Records >>
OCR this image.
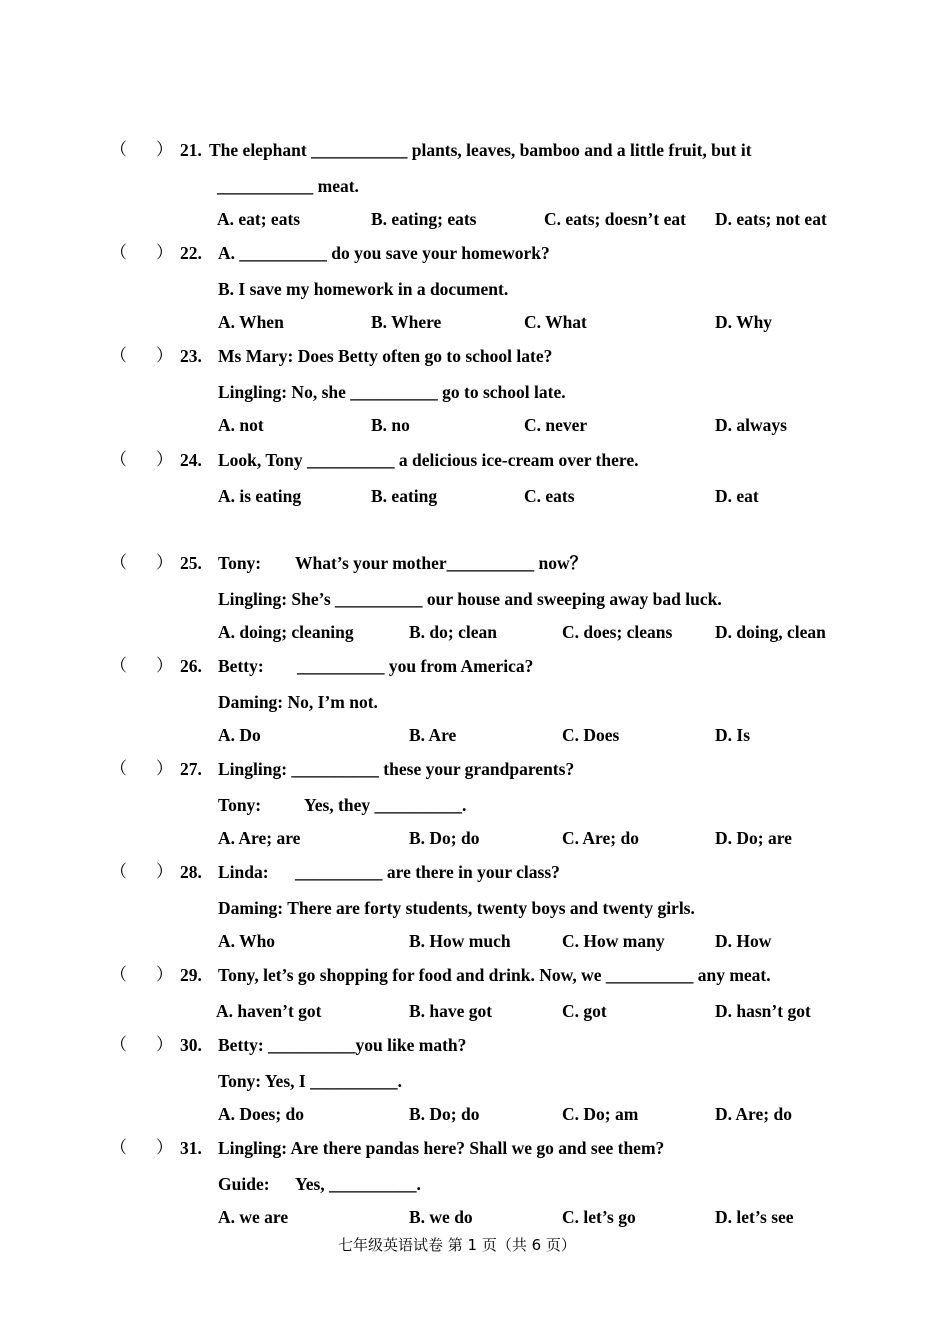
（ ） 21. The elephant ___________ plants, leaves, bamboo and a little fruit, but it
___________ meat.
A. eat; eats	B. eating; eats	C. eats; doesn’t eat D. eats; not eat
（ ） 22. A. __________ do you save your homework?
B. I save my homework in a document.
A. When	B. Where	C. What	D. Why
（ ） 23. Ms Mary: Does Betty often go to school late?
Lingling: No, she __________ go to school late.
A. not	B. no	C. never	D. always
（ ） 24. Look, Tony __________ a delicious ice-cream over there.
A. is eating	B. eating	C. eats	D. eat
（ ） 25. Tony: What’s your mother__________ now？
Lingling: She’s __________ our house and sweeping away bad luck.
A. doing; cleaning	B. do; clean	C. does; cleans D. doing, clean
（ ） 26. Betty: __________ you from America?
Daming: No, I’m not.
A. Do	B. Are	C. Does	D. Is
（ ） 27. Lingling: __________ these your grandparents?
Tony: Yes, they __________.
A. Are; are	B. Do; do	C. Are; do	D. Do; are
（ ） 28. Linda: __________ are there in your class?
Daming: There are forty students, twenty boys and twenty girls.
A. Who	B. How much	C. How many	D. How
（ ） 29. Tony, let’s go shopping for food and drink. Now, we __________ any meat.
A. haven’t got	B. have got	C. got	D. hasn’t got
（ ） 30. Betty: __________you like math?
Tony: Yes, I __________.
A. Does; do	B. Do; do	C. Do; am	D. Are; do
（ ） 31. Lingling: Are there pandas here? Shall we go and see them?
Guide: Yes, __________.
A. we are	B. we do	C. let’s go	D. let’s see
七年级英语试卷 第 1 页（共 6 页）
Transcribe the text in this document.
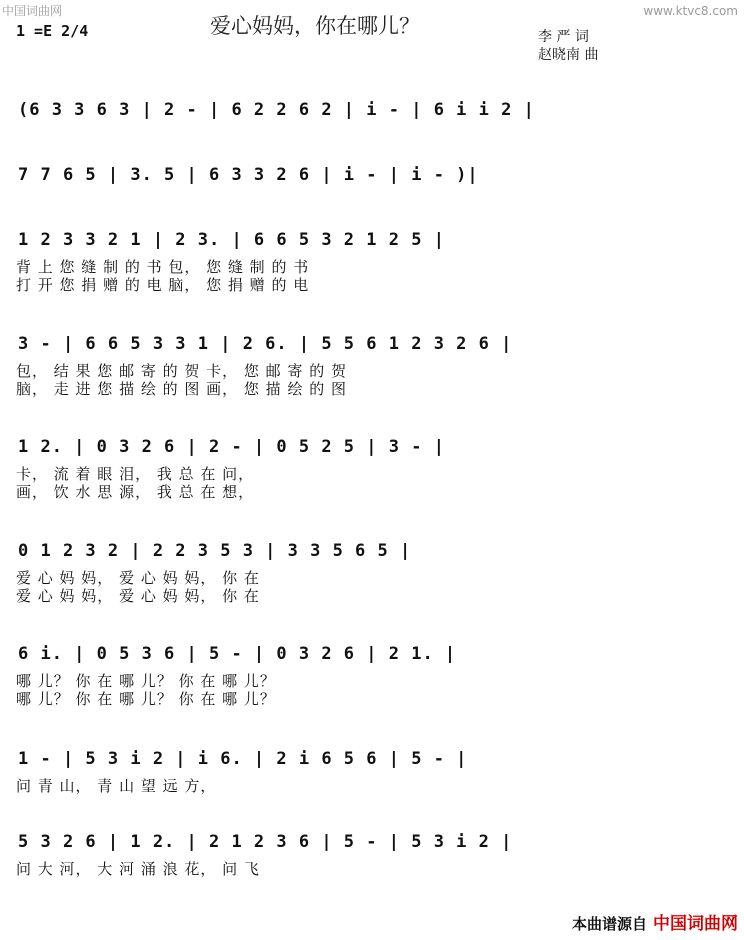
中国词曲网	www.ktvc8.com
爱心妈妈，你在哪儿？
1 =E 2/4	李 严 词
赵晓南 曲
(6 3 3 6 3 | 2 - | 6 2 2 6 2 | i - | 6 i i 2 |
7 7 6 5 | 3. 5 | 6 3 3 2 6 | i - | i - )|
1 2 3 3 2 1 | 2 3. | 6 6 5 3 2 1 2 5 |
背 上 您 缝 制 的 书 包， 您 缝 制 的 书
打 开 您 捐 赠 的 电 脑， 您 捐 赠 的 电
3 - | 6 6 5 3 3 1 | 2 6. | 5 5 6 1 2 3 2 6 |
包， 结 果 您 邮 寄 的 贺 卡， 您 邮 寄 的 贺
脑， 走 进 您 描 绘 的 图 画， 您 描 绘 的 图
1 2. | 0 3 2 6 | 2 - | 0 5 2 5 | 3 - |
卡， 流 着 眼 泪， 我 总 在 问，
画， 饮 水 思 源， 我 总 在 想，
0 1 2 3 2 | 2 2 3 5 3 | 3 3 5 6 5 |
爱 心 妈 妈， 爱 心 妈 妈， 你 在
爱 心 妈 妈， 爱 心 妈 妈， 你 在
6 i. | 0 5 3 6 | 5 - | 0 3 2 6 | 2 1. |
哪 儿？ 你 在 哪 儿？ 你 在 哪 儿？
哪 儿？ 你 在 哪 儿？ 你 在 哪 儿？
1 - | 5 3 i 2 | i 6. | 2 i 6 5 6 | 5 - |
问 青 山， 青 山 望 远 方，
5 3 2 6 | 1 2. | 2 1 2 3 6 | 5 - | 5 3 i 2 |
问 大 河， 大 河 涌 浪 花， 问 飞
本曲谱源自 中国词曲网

---

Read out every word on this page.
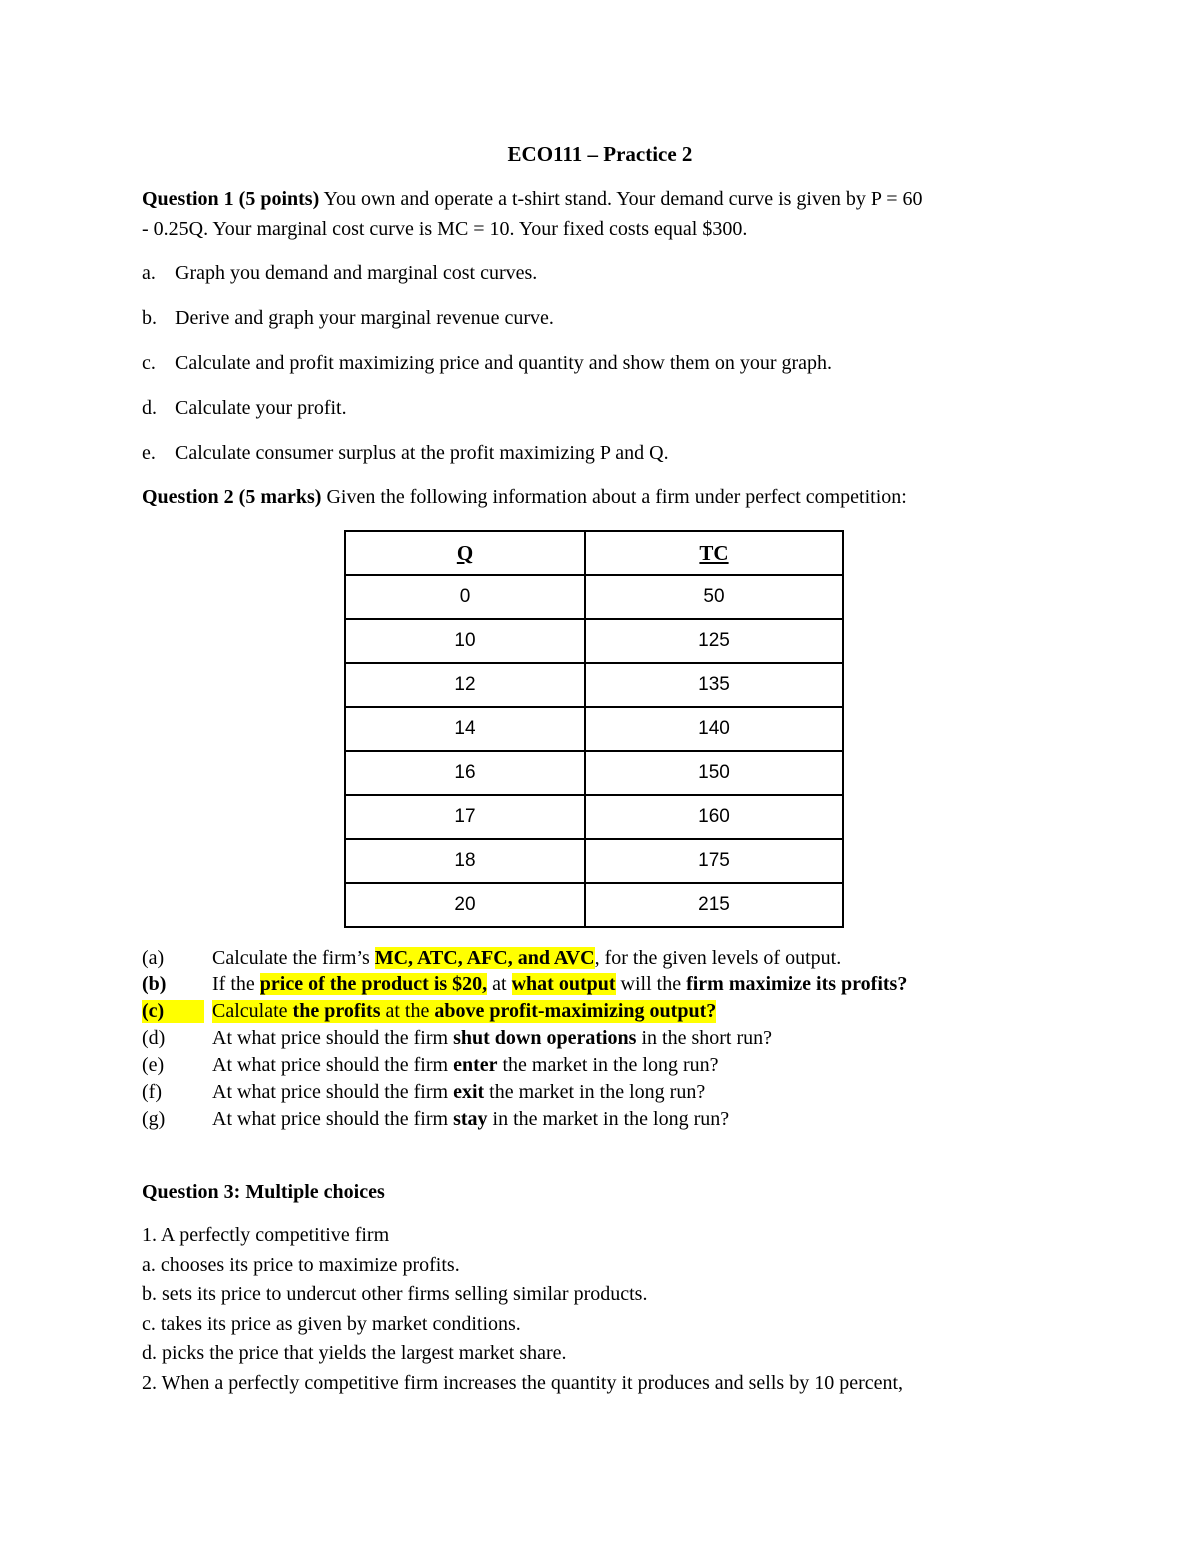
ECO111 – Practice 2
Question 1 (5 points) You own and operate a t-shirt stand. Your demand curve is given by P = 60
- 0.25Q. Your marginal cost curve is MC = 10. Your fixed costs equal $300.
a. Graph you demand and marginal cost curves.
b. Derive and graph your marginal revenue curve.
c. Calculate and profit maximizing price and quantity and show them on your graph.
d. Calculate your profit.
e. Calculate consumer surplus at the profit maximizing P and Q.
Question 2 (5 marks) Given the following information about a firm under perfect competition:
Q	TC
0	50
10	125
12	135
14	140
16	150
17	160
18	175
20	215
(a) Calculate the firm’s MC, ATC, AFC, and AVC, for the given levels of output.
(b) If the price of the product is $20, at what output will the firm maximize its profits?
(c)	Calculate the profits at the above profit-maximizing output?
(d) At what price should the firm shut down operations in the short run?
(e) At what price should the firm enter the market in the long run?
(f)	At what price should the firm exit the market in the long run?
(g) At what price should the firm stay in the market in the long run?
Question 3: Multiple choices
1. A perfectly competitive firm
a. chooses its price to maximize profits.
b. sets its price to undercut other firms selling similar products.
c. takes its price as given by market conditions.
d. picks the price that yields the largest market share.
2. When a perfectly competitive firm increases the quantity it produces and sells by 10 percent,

...

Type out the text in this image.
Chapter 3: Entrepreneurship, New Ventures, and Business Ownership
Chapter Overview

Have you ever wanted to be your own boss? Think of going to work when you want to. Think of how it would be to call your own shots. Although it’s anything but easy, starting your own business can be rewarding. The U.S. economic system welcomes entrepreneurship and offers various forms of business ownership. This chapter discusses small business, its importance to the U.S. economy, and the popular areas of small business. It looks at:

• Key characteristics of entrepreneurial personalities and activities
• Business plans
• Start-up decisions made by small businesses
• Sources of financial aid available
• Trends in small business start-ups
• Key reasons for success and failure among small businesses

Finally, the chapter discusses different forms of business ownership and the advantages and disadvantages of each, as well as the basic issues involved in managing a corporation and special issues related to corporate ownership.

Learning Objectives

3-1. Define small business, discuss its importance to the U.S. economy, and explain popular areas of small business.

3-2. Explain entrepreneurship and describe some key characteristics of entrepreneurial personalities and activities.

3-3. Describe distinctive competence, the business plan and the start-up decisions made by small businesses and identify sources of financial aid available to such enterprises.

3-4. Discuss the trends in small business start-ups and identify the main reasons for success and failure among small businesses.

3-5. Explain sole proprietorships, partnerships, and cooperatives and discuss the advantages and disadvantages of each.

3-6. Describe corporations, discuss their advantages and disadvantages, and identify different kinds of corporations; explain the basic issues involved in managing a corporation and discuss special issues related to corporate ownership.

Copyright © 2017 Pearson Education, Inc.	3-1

Goal >> Tally the lines of the data that contain the string "demand" and report the total alone.

Answer in full >> 2